**** Data entries

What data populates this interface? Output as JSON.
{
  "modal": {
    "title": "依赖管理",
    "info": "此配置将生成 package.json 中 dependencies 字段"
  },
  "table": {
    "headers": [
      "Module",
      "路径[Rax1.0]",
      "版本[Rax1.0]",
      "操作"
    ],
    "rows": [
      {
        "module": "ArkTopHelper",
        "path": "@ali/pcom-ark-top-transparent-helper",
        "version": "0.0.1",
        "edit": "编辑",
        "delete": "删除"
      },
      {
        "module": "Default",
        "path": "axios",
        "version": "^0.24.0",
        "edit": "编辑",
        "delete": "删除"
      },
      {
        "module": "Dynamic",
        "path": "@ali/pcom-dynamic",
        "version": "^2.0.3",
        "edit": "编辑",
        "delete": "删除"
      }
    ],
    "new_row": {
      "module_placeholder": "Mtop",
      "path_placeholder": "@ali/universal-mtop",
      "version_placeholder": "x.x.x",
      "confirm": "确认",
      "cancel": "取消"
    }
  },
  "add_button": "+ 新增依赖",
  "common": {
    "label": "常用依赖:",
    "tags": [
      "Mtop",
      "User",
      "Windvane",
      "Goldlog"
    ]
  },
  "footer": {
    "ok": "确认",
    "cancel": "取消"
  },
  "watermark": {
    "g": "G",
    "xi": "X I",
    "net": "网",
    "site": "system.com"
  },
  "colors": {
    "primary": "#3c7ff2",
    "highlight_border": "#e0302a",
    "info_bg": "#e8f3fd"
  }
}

********

◆ Problem description ◆
Extract the full listing and reproduce each line exactly.

◆ Written answer ◆
What data populates this interface? Output as JSON.
{
  "modal": {
    "title": "依赖管理",
    "info": "此配置将生成 package.json 中 dependencies 字段"
  },
  "table": {
    "headers": [
      "Module",
      "路径[Rax1.0]",
      "版本[Rax1.0]",
      "操作"
    ],
    "rows": [
      {
        "module": "ArkTopHelper",
        "path": "@ali/pcom-ark-top-transparent-helper",
        "version": "0.0.1",
        "edit": "编辑",
        "delete": "删除"
      },
      {
        "module": "Default",
        "path": "axios",
        "version": "^0.24.0",
        "edit": "编辑",
        "delete": "删除"
      },
      {
        "module": "Dynamic",
        "path": "@ali/pcom-dynamic",
        "version": "^2.0.3",
        "edit": "编辑",
        "delete": "删除"
      }
    ],
    "new_row": {
      "module_placeholder": "Mtop",
      "path_placeholder": "@ali/universal-mtop",
      "version_placeholder": "x.x.x",
      "confirm": "确认",
      "cancel": "取消"
    }
  },
  "add_button": "+ 新增依赖",
  "common": {
    "label": "常用依赖:",
    "tags": [
      "Mtop",
      "User",
      "Windvane",
      "Goldlog"
    ]
  },
  "footer": {
    "ok": "确认",
    "cancel": "取消"
  },
  "watermark": {
    "g": "G",
    "xi": "X I",
    "net": "网",
    "site": "system.com"
  },
  "colors": {
    "primary": "#3c7ff2",
    "highlight_border": "#e0302a",
    "info_bg": "#e8f3fd"
  }
}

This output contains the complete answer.